» **What to produce**:
Copy out all lines where "JSON" appears.

(Data entries for graphics)
>> start

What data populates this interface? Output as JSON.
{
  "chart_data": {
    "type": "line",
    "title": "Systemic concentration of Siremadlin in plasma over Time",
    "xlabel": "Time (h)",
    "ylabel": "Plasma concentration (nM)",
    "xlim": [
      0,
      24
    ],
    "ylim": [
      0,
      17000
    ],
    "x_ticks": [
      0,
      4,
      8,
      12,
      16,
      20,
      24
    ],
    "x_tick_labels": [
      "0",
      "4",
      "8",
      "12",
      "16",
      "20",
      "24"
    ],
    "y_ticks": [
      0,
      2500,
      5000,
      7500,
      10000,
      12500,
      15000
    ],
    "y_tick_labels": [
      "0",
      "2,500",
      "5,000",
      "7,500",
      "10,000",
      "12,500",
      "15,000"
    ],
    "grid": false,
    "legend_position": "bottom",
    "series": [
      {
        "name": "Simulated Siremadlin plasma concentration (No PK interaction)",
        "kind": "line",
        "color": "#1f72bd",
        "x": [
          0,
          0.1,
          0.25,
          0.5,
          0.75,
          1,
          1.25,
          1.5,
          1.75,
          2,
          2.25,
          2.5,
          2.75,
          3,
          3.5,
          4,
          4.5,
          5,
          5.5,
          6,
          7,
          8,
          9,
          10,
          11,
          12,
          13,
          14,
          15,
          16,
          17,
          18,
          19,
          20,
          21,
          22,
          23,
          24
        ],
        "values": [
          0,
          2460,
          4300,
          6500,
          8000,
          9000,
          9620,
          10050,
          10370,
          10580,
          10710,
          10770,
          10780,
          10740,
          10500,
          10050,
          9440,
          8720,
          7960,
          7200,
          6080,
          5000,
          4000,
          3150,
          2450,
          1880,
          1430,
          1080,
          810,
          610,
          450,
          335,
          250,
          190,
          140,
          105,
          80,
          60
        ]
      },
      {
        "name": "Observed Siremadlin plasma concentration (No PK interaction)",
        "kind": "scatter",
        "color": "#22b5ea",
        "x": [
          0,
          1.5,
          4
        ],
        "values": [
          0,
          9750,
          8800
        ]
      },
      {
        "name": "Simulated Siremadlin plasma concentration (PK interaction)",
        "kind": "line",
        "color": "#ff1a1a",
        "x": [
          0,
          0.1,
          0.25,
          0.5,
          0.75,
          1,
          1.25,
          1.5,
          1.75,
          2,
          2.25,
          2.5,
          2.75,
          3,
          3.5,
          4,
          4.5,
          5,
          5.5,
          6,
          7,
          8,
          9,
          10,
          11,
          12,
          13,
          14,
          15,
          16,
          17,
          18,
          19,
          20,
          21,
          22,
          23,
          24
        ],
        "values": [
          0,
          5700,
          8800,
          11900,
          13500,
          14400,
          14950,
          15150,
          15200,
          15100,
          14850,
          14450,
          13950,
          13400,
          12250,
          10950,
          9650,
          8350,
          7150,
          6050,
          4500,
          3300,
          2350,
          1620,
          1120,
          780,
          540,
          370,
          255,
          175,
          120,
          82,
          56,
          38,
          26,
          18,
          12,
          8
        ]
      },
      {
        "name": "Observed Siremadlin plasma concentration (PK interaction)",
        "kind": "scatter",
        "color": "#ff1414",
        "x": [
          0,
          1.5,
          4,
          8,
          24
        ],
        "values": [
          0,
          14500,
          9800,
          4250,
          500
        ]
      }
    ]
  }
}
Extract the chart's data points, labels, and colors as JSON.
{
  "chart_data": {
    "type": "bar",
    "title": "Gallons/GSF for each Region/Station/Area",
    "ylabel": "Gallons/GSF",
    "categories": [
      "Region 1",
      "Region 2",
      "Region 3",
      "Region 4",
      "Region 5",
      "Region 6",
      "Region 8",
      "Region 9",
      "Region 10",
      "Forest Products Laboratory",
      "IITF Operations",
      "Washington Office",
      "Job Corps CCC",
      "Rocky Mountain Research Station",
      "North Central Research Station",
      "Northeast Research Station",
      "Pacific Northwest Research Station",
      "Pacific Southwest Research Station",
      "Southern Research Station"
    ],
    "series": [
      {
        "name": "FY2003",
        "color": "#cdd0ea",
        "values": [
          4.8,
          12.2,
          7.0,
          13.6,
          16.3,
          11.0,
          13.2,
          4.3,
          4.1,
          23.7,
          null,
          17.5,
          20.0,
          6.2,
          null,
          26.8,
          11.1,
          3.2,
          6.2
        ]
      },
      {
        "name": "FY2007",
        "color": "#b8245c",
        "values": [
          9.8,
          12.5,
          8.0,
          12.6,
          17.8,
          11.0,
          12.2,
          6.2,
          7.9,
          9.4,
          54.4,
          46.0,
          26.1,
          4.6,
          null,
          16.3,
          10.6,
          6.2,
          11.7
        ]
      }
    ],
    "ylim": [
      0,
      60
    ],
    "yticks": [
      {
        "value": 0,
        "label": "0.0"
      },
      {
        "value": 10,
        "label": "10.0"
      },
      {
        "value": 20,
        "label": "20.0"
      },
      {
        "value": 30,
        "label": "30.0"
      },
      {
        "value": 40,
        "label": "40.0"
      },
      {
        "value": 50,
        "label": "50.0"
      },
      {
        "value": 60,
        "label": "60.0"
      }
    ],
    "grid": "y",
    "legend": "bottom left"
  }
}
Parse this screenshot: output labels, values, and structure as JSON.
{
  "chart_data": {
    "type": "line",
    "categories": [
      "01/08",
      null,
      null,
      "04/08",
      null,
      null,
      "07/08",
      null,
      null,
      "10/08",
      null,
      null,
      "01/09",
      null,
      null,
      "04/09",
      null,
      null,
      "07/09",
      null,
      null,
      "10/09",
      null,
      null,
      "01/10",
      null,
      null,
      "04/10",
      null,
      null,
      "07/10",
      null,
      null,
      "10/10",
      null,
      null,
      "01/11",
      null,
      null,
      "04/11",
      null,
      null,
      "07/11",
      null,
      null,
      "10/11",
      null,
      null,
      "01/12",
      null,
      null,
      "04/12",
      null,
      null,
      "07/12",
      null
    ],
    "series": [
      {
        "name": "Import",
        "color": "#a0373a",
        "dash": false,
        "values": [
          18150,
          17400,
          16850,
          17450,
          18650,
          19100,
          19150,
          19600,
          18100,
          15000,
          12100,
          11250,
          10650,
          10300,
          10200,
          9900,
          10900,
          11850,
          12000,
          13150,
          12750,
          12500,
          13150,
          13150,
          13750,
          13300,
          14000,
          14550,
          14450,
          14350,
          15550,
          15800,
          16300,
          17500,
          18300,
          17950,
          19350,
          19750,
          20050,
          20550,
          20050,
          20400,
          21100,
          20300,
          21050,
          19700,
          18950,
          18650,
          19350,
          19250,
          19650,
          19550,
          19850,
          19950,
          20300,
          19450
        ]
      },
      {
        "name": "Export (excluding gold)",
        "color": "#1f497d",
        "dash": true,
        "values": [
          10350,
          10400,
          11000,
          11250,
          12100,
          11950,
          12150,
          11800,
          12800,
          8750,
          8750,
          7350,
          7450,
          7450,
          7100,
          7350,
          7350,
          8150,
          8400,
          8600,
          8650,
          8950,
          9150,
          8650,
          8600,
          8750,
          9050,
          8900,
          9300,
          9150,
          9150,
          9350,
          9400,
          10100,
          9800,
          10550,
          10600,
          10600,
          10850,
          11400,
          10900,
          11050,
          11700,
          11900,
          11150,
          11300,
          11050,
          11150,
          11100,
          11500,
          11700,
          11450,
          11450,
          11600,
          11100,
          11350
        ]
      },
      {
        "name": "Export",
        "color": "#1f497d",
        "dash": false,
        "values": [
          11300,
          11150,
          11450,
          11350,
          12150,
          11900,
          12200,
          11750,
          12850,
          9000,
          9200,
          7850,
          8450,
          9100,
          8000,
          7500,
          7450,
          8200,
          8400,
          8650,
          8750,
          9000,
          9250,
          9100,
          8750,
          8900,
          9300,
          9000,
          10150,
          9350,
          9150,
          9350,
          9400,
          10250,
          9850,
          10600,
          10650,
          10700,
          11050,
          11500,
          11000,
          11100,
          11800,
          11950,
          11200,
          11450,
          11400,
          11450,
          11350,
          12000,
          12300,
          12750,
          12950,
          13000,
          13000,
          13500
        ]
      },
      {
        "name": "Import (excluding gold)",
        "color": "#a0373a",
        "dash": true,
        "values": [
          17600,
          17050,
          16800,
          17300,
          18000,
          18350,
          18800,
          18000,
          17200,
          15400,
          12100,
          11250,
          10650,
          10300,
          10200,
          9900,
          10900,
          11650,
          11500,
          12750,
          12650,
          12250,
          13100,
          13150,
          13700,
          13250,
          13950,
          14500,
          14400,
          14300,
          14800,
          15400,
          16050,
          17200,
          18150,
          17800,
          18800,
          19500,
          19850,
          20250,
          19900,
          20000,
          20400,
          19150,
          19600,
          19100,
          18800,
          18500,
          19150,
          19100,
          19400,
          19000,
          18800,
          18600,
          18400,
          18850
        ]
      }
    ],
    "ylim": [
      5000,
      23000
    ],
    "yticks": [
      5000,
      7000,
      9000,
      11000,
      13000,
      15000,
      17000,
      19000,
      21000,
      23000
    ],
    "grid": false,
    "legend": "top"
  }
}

>> end

» **Result**:
What data populates this interface? Output as JSON.
Extract the chart's data points, labels, and colors as JSON.
Parse this screenshot: output labels, values, and structure as JSON.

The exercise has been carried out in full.